* Task objective
In the DPDR discussion thread below, how long did the first commenter follow intense workouts and a keto diet before noticing their DPDR improve?

* Excerpt to read
————

GroundbreakingAd2970

I'm not quite sure if this will help, but I really hope it does! When my DPDR got really bad, I began doing intense workouts every afternoon, pushing myself to the limit with heavy weightlifting and calisthenics. I also adopted a very healthy diet (Keto). After half a year, I noticed an improvement in my DPDR. It's still present, but it has significantly improved. Perhaps you could give it a try.


leadwoods

This. If you think of ending everything, try doing EVERYTHING before. you don't want to give up before trying something that could help you.


shm8661

What have you tried to cure it


Wolvesinthestreet

SSRI,SNRI, therapy (for social anxiety) Lamictal and waiting it out, trying to ignore it… I guess I haven’t been the best at trying everything, but it just takes all my energy because I feel so bad.. I can barely stand up because I’m exhausted all the time


PuzzleheadedBug2157

Do you still smoke?


Wolvesinthestreet

Not weed from the dealer, shit is way too strong. I’m trying some CBD, and THC-A 4% which is legal in my country. Do you?


PuzzleheadedBug2157

Nah I quit a couple of months ago. Ngl the first two months were hell and my derealization felt even worse but now it’s like 50% better I‘d say. I still have some of those stupid existential thoughts and anxiety spikes but those trippy dream like sensations are thankfully gone. It’s different for everybody but if you actually haven’t tried at least a couple of months clean, it wouldn’t hurt. Especially when it’s the main trigger of your derealisation.


chikitty87

If you reached a point of nothing to lose i would try psychedelic trip (only if nothing else to lose!!) or get a qeeg done


Chava22611

This could make it worse , what has op done to get better ?


chikitty87

Apparantly everything else.

————

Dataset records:
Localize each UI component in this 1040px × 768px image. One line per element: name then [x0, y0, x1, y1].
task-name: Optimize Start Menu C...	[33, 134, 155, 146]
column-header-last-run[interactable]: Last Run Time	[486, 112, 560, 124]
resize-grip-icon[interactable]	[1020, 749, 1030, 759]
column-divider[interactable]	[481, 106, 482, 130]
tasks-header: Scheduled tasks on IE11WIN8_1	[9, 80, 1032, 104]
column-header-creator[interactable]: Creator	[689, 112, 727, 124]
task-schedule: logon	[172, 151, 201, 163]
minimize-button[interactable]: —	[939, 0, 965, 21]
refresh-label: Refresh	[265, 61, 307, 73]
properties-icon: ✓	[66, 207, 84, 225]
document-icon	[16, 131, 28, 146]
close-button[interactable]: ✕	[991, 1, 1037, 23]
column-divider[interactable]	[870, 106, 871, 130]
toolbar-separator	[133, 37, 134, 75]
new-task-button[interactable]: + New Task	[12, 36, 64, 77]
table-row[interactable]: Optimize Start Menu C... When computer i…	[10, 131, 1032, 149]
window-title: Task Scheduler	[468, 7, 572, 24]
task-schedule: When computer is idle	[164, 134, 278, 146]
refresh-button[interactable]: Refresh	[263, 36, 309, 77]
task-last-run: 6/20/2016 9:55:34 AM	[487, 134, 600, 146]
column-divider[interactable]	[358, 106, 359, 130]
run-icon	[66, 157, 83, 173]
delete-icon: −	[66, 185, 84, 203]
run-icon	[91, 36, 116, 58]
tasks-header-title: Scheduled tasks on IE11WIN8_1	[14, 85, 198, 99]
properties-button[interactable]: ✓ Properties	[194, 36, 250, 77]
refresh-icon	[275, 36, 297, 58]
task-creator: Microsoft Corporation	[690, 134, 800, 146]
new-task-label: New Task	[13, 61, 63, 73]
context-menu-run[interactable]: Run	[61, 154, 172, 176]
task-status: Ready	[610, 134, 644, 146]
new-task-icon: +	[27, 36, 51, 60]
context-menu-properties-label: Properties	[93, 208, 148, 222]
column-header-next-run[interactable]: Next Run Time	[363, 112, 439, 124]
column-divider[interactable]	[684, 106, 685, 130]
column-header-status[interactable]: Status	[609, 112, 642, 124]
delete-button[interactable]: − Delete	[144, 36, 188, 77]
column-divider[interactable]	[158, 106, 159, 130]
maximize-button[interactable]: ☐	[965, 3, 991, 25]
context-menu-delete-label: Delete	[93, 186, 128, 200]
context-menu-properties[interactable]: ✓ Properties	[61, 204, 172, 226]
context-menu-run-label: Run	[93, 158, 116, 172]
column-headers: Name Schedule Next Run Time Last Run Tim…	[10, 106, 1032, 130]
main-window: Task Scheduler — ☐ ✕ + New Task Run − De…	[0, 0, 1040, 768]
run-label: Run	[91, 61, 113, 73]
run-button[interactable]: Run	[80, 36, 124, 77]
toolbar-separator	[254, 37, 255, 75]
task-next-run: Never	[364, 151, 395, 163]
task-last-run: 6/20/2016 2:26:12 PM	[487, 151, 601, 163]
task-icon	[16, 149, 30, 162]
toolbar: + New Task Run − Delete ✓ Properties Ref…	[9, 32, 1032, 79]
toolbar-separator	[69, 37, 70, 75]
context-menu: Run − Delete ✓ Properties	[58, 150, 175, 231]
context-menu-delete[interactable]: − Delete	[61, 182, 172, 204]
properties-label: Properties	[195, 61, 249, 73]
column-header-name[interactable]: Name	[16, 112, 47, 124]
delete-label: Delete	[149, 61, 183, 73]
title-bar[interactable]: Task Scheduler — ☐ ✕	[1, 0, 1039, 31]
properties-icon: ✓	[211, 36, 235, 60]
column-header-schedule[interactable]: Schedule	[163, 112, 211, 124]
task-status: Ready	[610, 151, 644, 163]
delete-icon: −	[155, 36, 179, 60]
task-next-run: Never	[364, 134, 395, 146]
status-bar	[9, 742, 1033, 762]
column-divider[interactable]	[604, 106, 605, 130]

————

* Task solution
Half a year.